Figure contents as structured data
━━━━
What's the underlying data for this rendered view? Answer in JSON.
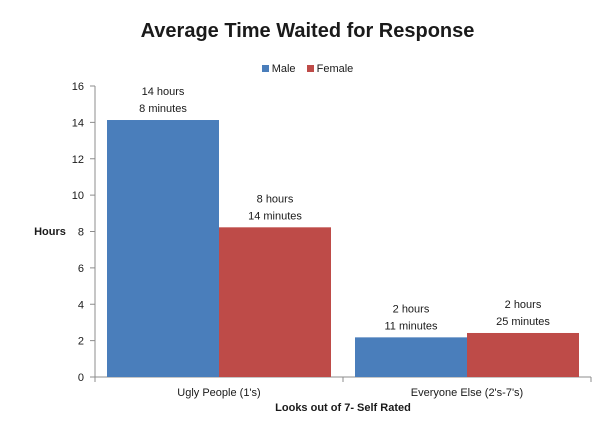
{
  "chart_data": {
    "type": "bar",
    "title": "Average Time Waited for Response",
    "xlabel": "Looks out of 7- Self Rated",
    "ylabel": "Hours",
    "ylim": [
      0,
      16
    ],
    "yticks": [
      0,
      2,
      4,
      6,
      8,
      10,
      12,
      14,
      16
    ],
    "grid": false,
    "legend_position": "top",
    "categories": [
      "Ugly People (1's)",
      "Everyone Else (2's-7's)"
    ],
    "series": [
      {
        "name": "Male",
        "color": "#4a7ebb",
        "values": [
          14.13,
          2.18
        ],
        "data_labels": [
          [
            "14 hours",
            "8 minutes"
          ],
          [
            "2 hours",
            "11 minutes"
          ]
        ]
      },
      {
        "name": "Female",
        "color": "#be4b48",
        "values": [
          8.23,
          2.42
        ],
        "data_labels": [
          [
            "8 hours",
            "14 minutes"
          ],
          [
            "2 hours",
            "25 minutes"
          ]
        ]
      }
    ]
  }
}
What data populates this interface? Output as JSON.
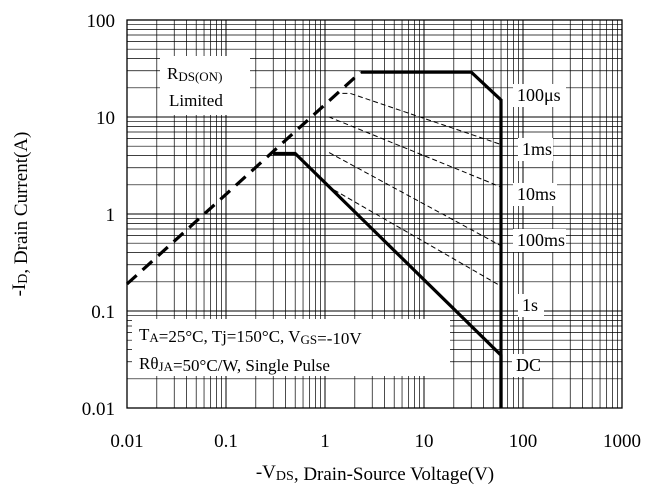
━━━━
**Work to do**:
Look through the material above and pick out each line holding the word "this".

**Full answer**:
What's the underlying data for this rendered view? Answer in JSON.
What data populates this interface? Output as JSON.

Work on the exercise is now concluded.